[Data listing]
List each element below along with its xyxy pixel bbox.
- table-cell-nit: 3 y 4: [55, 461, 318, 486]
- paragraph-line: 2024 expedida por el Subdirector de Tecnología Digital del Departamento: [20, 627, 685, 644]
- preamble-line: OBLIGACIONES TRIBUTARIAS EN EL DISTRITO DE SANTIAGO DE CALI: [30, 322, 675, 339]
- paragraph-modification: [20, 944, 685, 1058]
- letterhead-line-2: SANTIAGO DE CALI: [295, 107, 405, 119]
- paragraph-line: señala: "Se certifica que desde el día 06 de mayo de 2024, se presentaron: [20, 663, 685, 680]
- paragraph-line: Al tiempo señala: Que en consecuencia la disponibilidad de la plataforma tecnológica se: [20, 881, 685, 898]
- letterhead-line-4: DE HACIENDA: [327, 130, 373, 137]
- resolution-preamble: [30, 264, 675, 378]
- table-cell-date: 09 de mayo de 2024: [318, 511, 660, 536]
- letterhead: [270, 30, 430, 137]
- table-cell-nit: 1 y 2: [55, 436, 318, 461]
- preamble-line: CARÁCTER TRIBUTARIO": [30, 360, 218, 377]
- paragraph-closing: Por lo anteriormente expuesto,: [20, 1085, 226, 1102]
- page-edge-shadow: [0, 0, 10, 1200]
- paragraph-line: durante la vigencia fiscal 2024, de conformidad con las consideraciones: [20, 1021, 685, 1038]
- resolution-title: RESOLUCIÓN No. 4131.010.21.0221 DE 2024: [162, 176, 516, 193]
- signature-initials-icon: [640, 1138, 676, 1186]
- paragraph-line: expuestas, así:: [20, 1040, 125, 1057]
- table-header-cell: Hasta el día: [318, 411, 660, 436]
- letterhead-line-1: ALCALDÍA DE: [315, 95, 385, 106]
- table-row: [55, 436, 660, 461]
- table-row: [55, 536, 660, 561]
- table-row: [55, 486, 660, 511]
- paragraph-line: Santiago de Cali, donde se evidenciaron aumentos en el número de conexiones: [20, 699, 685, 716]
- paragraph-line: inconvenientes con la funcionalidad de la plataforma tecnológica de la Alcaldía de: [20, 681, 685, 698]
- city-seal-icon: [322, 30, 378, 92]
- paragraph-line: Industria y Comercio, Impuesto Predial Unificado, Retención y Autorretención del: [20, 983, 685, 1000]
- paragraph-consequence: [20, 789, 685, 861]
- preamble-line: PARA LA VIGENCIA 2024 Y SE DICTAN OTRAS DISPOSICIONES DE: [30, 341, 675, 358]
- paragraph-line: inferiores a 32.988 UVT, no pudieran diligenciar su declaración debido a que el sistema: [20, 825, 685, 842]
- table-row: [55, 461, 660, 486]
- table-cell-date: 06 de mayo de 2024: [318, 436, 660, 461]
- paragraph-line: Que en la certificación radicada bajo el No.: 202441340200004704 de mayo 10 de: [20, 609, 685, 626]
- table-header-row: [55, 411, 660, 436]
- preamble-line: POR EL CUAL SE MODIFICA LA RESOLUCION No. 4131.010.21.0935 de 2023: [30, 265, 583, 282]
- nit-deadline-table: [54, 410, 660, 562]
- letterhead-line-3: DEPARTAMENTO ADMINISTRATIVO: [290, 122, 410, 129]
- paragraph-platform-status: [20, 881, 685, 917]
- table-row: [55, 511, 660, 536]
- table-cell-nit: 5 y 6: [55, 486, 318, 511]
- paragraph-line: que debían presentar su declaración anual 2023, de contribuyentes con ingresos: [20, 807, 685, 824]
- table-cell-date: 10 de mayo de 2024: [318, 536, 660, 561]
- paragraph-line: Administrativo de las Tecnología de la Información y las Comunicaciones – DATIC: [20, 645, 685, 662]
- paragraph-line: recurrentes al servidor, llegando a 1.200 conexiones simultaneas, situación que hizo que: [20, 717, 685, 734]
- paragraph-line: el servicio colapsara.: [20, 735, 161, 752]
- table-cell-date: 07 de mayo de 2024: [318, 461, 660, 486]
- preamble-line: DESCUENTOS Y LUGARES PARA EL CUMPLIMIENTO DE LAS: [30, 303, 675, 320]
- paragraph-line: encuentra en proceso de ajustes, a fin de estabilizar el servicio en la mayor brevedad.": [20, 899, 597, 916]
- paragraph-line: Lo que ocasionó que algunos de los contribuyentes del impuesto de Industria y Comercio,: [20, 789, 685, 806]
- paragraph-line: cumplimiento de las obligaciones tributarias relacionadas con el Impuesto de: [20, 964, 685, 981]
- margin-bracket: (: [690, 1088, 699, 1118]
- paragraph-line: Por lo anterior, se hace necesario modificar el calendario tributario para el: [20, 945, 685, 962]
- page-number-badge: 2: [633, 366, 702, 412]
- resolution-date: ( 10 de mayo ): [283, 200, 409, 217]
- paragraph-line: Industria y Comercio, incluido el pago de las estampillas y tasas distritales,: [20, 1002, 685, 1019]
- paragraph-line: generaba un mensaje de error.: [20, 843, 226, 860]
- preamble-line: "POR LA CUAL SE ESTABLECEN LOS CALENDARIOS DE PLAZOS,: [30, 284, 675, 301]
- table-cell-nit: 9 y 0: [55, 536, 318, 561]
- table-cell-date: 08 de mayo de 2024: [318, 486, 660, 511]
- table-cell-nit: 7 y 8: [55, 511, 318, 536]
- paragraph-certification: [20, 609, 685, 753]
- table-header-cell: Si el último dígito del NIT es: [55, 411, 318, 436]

**Problem description:** Convert the data above into a Markdown table with the columns "Row" and "Line." Number each row, and skip any blank lines.

**Task output:**
| Row | Line |
|---|---|
| 1 | List each element below along with its xyxy pixel bbox. |
| 2 | - table-cell-nit: 3 y 4: [55, 461, 318, 486] |
| 3 | - paragraph-line: 2024 expedida por el Subdirector de Tecnología Digital del Departamento: [20, 627, 685, 644] |
| 4 | - preamble-line: OBLIGACIONES TRIBUTARIAS EN EL DISTRITO DE SANTIAGO DE CALI: [30, 322, 675, 339] |
| 5 | - paragraph-modification: [20, 944, 685, 1058] |
| 6 | - letterhead-line-2: SANTIAGO DE CALI: [295, 107, 405, 119] |
| 7 | - paragraph-line: señala: "Se certifica que desde el día 06 de mayo de 2024, se presentaron: [20, 663, 685, 680] |
| 8 | - paragraph-line: Al tiempo señala: Que en consecuencia la disponibilidad de la plataforma tecnológica se: [20, 881, 685, 898] |
| 9 | - letterhead-line-4: DE HACIENDA: [327, 130, 373, 137] |
| 10 | - resolution-preamble: [30, 264, 675, 378] |
| 11 | - table-cell-date: 09 de mayo de 2024: [318, 511, 660, 536] |
| 12 | - letterhead: [270, 30, 430, 137] |
| 13 | - table-cell-nit: 1 y 2: [55, 436, 318, 461] |
| 14 | - preamble-line: CARÁCTER TRIBUTARIO": [30, 360, 218, 377] |
| 15 | - paragraph-closing: Por lo anteriormente expuesto,: [20, 1085, 226, 1102] |
| 16 | - page-edge-shadow: [0, 0, 10, 1200] |
| 17 | - paragraph-line: durante la vigencia fiscal 2024, de conformidad con las consideraciones: [20, 1021, 685, 1038] |
| 18 | - resolution-title: RESOLUCIÓN No. 4131.010.21.0221 DE 2024: [162, 176, 516, 193] |
| 19 | - signature-initials-icon: [640, 1138, 676, 1186] |
| 20 | - paragraph-line: expuestas, así:: [20, 1040, 125, 1057] |
| 21 | - table-header-cell: Hasta el día: [318, 411, 660, 436] |
| 22 | - letterhead-line-1: ALCALDÍA DE: [315, 95, 385, 106] |
| 23 | - table-row: [55, 436, 660, 461] |
| 24 | - table-row: [55, 536, 660, 561] |
| 25 | - table-row: [55, 486, 660, 511] |
| 26 | - paragraph-line: Santiago de Cali, donde se evidenciaron aumentos en el número de conexiones: [20, 699, 685, 716] |
| 27 | - paragraph-line: inconvenientes con la funcionalidad de la plataforma tecnológica de la Alcaldía de: [20, 681, 685, 698] |
| 28 | - city-seal-icon: [322, 30, 378, 92] |
| 29 | - paragraph-line: Industria y Comercio, Impuesto Predial Unificado, Retención y Autorretención del: [20, 983, 685, 1000] |
| 30 | - paragraph-consequence: [20, 789, 685, 861] |
| 31 | - preamble-line: PARA LA VIGENCIA 2024 Y SE DICTAN OTRAS DISPOSICIONES DE: [30, 341, 675, 358] |
| 32 | - paragraph-line: inferiores a 32.988 UVT, no pudieran diligenciar su declaración debido a que el sistema: [20, 825, 685, 842] |
| 33 | - table-row: [55, 461, 660, 486] |
| 34 | - table-cell-date: 06 de mayo de 2024: [318, 436, 660, 461] |
| 35 | - paragraph-line: Que en la certificación radicada bajo el No.: 202441340200004704 de mayo 10 de: [20, 609, 685, 626] |
| 36 | - table-header-row: [55, 411, 660, 436] |
| 37 | - preamble-line: POR EL CUAL SE MODIFICA LA RESOLUCION No. 4131.010.21.0935 de 2023: [30, 265, 583, 282] |
| 38 | - nit-deadline-table: [54, 410, 660, 562] |
| 39 | - letterhead-line-3: DEPARTAMENTO ADMINISTRATIVO: [290, 122, 410, 129] |
| 40 | - paragraph-platform-status: [20, 881, 685, 917] |
| 41 | - table-row: [55, 511, 660, 536] |
| 42 | - table-cell-nit: 5 y 6: [55, 486, 318, 511] |
| 43 | - paragraph-line: que debían presentar su declaración anual 2023, de contribuyentes con ingresos: [20, 807, 685, 824] |
| 44 | - table-cell-date: 10 de mayo de 2024: [318, 536, 660, 561] |
| 45 | - paragraph-line: Administrativo de las Tecnología de la Información y las Comunicaciones – DATIC: [20, 645, 685, 662] |
| 46 | - paragraph-line: recurrentes al servidor, llegando a 1.200 conexiones simultaneas, situación que hizo que: [20, 717, 685, 734] |
| 47 | - paragraph-line: el servicio colapsara.: [20, 735, 161, 752] |
| 48 | - table-cell-date: 07 de mayo de 2024: [318, 461, 660, 486] |
| 49 | - preamble-line: DESCUENTOS Y LUGARES PARA EL CUMPLIMIENTO DE LAS: [30, 303, 675, 320] |
| 50 | - paragraph-line: encuentra en proceso de ajustes, a fin de estabilizar el servicio en la mayor brevedad.": [20, 899, 597, 916] |
| 51 | - paragraph-line: Lo que ocasionó que algunos de los contribuyentes del impuesto de Industria y Comercio,: [20, 789, 685, 806] |
| 52 | - paragraph-line: cumplimiento de las obligaciones tributarias relacionadas con el Impuesto de: [20, 964, 685, 981] |
| 53 | - margin-bracket: (: [690, 1088, 699, 1118] |
| 54 | - paragraph-line: Por lo anterior, se hace necesario modificar el calendario tributario para el: [20, 945, 685, 962] |
| 55 | - page-number-badge: 2: [633, 366, 702, 412] |
| 56 | - resolution-date: ( 10 de mayo ): [283, 200, 409, 217] |
| 57 | - paragraph-line: Industria y Comercio, incluido el pago de las estampillas y tasas distritales,: [20, 1002, 685, 1019] |
| 58 | - paragraph-line: generaba un mensaje de error.: [20, 843, 226, 860] |
| 59 | - preamble-line: "POR LA CUAL SE ESTABLECEN LOS CALENDARIOS DE PLAZOS,: [30, 284, 675, 301] |
| 60 | - table-cell-nit: 9 y 0: [55, 536, 318, 561] |
| 61 | - table-cell-date: 08 de mayo de 2024: [318, 486, 660, 511] |
| 62 | - table-cell-nit: 7 y 8: [55, 511, 318, 536] |
| 63 | - paragraph-certification: [20, 609, 685, 753] |
| 64 | - table-header-cell: Si el último dígito del NIT es: [55, 411, 318, 436] |